> _Brief_
Please find all lines in the data that hold the string "text" and copy them.

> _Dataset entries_
********

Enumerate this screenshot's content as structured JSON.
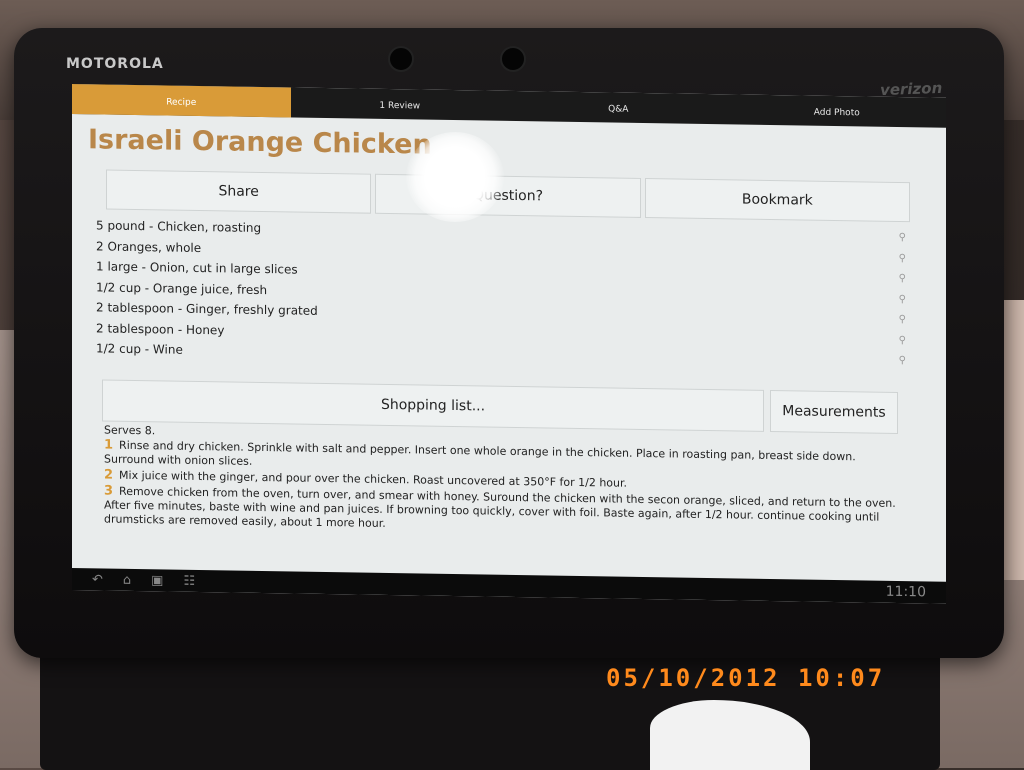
{
  "device": {
    "brand": "MOTOROLA",
    "carrier": "verizon"
  },
  "tabs": [
    {
      "label": "Recipe",
      "active": true
    },
    {
      "label": "1 Review",
      "active": false
    },
    {
      "label": "Q&A",
      "active": false
    },
    {
      "label": "Add Photo",
      "active": false
    }
  ],
  "recipe": {
    "title": "Israeli Orange Chicken",
    "actions": {
      "share": "Share",
      "question": "Question?",
      "bookmark": "Bookmark"
    },
    "ingredients": [
      "5 pound - Chicken, roasting",
      "2 Oranges, whole",
      "1 large - Onion, cut in large slices",
      "1/2 cup - Orange juice, fresh",
      "2 tablespoon - Ginger, freshly grated",
      "2 tablespoon - Honey",
      "1/2 cup - Wine"
    ],
    "shopping_list_label": "Shopping list...",
    "measurements_label": "Measurements",
    "serves": "Serves 8.",
    "steps": [
      {
        "num": "1",
        "text": "Rinse and dry chicken. Sprinkle with salt and pepper. Insert one whole orange in the chicken. Place in roasting pan, breast side down. Surround with onion slices."
      },
      {
        "num": "2",
        "text": "Mix juice with the ginger, and pour over the chicken. Roast uncovered at 350°F for 1/2 hour."
      },
      {
        "num": "3",
        "text": "Remove chicken from the oven, turn over, and smear with honey. Suround the chicken with the secon orange, sliced, and return to the oven. After five minutes, baste with wine and pan juices. If browning too quickly, cover with foil. Baste again, after 1/2 hour. continue cooking until drumsticks are removed easily, about 1 more hour."
      }
    ]
  },
  "system_bar": {
    "clock": "11:10"
  },
  "photo_timestamp": "05/10/2012  10:07",
  "colors": {
    "accent": "#d99b38",
    "title": "#b9874a",
    "timestamp": "#ff8a1c"
  }
}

********

> _Output of the exercise_
        "text": "Rinse and dry chicken. Sprinkle with salt and pepper. Insert one whole orange in the chicken. Place in roasting pan, breast side down. Surround with onion slices."
        "text": "Mix juice with the ginger, and pour over the chicken. Roast uncovered at 350°F for 1/2 hour."
        "text": "Remove chicken from the oven, turn over, and smear with honey. Suround the chicken with the secon orange, sliced, and return to the oven. After five minutes, baste with wine and pan juices. If browning too quickly, cover with foil. Baste again, after 1/2 hour. continue cooking until drumsticks are removed easily, about 1 more hour."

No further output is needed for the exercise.